**Data items**.
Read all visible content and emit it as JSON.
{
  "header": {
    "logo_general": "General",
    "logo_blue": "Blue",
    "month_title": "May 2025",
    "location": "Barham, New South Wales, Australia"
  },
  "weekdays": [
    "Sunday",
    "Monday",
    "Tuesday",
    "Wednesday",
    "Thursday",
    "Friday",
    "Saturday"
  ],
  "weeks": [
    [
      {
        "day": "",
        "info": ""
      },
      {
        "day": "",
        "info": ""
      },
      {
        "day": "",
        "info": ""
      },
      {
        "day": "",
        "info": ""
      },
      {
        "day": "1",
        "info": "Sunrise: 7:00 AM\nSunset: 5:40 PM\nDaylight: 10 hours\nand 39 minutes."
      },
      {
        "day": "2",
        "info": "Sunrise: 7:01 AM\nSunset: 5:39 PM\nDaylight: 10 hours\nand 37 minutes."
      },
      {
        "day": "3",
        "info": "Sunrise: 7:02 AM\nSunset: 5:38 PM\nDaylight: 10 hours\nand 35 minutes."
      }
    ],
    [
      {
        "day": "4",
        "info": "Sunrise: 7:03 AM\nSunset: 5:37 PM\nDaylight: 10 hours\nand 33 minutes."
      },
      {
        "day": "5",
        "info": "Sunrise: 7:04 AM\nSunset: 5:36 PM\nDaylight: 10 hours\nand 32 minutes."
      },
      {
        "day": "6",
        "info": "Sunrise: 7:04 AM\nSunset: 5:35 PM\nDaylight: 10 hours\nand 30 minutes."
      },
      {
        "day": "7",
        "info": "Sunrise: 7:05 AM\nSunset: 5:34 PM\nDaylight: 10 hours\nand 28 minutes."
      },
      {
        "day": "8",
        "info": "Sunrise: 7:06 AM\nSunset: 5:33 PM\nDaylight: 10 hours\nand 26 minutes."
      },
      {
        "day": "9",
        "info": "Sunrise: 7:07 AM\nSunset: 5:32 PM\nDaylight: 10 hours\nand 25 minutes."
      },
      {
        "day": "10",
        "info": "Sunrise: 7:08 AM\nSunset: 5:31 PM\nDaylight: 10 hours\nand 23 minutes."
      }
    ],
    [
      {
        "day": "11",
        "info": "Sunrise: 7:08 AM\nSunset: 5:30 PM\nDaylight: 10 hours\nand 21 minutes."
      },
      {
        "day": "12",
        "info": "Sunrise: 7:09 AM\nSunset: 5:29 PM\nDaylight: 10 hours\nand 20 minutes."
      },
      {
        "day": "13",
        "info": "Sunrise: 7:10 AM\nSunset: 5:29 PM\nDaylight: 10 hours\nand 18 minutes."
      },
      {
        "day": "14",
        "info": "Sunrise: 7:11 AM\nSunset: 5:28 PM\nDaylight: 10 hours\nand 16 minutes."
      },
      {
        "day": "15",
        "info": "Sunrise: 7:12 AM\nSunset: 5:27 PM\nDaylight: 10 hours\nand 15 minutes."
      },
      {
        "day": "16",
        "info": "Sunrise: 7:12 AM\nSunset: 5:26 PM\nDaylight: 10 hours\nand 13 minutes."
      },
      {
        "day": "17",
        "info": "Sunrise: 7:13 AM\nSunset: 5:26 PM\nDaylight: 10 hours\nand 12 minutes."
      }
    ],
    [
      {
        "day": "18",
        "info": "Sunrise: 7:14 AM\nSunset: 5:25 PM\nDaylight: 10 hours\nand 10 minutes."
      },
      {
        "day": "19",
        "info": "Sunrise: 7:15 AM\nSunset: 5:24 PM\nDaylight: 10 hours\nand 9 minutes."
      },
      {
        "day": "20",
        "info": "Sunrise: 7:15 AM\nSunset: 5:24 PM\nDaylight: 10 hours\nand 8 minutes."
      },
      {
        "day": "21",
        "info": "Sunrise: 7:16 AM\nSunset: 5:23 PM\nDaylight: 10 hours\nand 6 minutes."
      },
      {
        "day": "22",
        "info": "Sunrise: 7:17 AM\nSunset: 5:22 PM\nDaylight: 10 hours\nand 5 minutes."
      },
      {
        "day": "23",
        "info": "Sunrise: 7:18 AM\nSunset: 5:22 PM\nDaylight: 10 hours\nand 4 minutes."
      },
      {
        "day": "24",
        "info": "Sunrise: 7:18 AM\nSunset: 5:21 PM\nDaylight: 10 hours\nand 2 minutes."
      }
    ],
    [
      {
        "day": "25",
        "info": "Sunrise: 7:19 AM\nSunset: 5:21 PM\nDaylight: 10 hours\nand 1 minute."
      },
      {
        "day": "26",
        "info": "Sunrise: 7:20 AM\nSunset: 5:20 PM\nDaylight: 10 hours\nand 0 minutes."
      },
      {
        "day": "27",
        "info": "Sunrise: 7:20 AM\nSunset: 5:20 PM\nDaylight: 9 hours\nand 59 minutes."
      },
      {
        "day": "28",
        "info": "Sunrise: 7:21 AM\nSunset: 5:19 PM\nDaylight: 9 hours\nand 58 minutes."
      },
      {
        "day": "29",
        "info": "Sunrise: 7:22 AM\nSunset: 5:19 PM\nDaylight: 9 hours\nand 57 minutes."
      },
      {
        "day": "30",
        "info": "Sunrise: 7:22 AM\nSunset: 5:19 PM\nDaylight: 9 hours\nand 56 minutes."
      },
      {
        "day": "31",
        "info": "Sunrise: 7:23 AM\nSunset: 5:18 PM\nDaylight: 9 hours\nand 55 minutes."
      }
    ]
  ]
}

**Given request**. Using the listing above, reproduce each line without omission.

**Exercise response**.
Read all visible content and emit it as JSON.
{
  "header": {
    "logo_general": "General",
    "logo_blue": "Blue",
    "month_title": "May 2025",
    "location": "Barham, New South Wales, Australia"
  },
  "weekdays": [
    "Sunday",
    "Monday",
    "Tuesday",
    "Wednesday",
    "Thursday",
    "Friday",
    "Saturday"
  ],
  "weeks": [
    [
      {
        "day": "",
        "info": ""
      },
      {
        "day": "",
        "info": ""
      },
      {
        "day": "",
        "info": ""
      },
      {
        "day": "",
        "info": ""
      },
      {
        "day": "1",
        "info": "Sunrise: 7:00 AM\nSunset: 5:40 PM\nDaylight: 10 hours\nand 39 minutes."
      },
      {
        "day": "2",
        "info": "Sunrise: 7:01 AM\nSunset: 5:39 PM\nDaylight: 10 hours\nand 37 minutes."
      },
      {
        "day": "3",
        "info": "Sunrise: 7:02 AM\nSunset: 5:38 PM\nDaylight: 10 hours\nand 35 minutes."
      }
    ],
    [
      {
        "day": "4",
        "info": "Sunrise: 7:03 AM\nSunset: 5:37 PM\nDaylight: 10 hours\nand 33 minutes."
      },
      {
        "day": "5",
        "info": "Sunrise: 7:04 AM\nSunset: 5:36 PM\nDaylight: 10 hours\nand 32 minutes."
      },
      {
        "day": "6",
        "info": "Sunrise: 7:04 AM\nSunset: 5:35 PM\nDaylight: 10 hours\nand 30 minutes."
      },
      {
        "day": "7",
        "info": "Sunrise: 7:05 AM\nSunset: 5:34 PM\nDaylight: 10 hours\nand 28 minutes."
      },
      {
        "day": "8",
        "info": "Sunrise: 7:06 AM\nSunset: 5:33 PM\nDaylight: 10 hours\nand 26 minutes."
      },
      {
        "day": "9",
        "info": "Sunrise: 7:07 AM\nSunset: 5:32 PM\nDaylight: 10 hours\nand 25 minutes."
      },
      {
        "day": "10",
        "info": "Sunrise: 7:08 AM\nSunset: 5:31 PM\nDaylight: 10 hours\nand 23 minutes."
      }
    ],
    [
      {
        "day": "11",
        "info": "Sunrise: 7:08 AM\nSunset: 5:30 PM\nDaylight: 10 hours\nand 21 minutes."
      },
      {
        "day": "12",
        "info": "Sunrise: 7:09 AM\nSunset: 5:29 PM\nDaylight: 10 hours\nand 20 minutes."
      },
      {
        "day": "13",
        "info": "Sunrise: 7:10 AM\nSunset: 5:29 PM\nDaylight: 10 hours\nand 18 minutes."
      },
      {
        "day": "14",
        "info": "Sunrise: 7:11 AM\nSunset: 5:28 PM\nDaylight: 10 hours\nand 16 minutes."
      },
      {
        "day": "15",
        "info": "Sunrise: 7:12 AM\nSunset: 5:27 PM\nDaylight: 10 hours\nand 15 minutes."
      },
      {
        "day": "16",
        "info": "Sunrise: 7:12 AM\nSunset: 5:26 PM\nDaylight: 10 hours\nand 13 minutes."
      },
      {
        "day": "17",
        "info": "Sunrise: 7:13 AM\nSunset: 5:26 PM\nDaylight: 10 hours\nand 12 minutes."
      }
    ],
    [
      {
        "day": "18",
        "info": "Sunrise: 7:14 AM\nSunset: 5:25 PM\nDaylight: 10 hours\nand 10 minutes."
      },
      {
        "day": "19",
        "info": "Sunrise: 7:15 AM\nSunset: 5:24 PM\nDaylight: 10 hours\nand 9 minutes."
      },
      {
        "day": "20",
        "info": "Sunrise: 7:15 AM\nSunset: 5:24 PM\nDaylight: 10 hours\nand 8 minutes."
      },
      {
        "day": "21",
        "info": "Sunrise: 7:16 AM\nSunset: 5:23 PM\nDaylight: 10 hours\nand 6 minutes."
      },
      {
        "day": "22",
        "info": "Sunrise: 7:17 AM\nSunset: 5:22 PM\nDaylight: 10 hours\nand 5 minutes."
      },
      {
        "day": "23",
        "info": "Sunrise: 7:18 AM\nSunset: 5:22 PM\nDaylight: 10 hours\nand 4 minutes."
      },
      {
        "day": "24",
        "info": "Sunrise: 7:18 AM\nSunset: 5:21 PM\nDaylight: 10 hours\nand 2 minutes."
      }
    ],
    [
      {
        "day": "25",
        "info": "Sunrise: 7:19 AM\nSunset: 5:21 PM\nDaylight: 10 hours\nand 1 minute."
      },
      {
        "day": "26",
        "info": "Sunrise: 7:20 AM\nSunset: 5:20 PM\nDaylight: 10 hours\nand 0 minutes."
      },
      {
        "day": "27",
        "info": "Sunrise: 7:20 AM\nSunset: 5:20 PM\nDaylight: 9 hours\nand 59 minutes."
      },
      {
        "day": "28",
        "info": "Sunrise: 7:21 AM\nSunset: 5:19 PM\nDaylight: 9 hours\nand 58 minutes."
      },
      {
        "day": "29",
        "info": "Sunrise: 7:22 AM\nSunset: 5:19 PM\nDaylight: 9 hours\nand 57 minutes."
      },
      {
        "day": "30",
        "info": "Sunrise: 7:22 AM\nSunset: 5:19 PM\nDaylight: 9 hours\nand 56 minutes."
      },
      {
        "day": "31",
        "info": "Sunrise: 7:23 AM\nSunset: 5:18 PM\nDaylight: 9 hours\nand 55 minutes."
      }
    ]
  ]
}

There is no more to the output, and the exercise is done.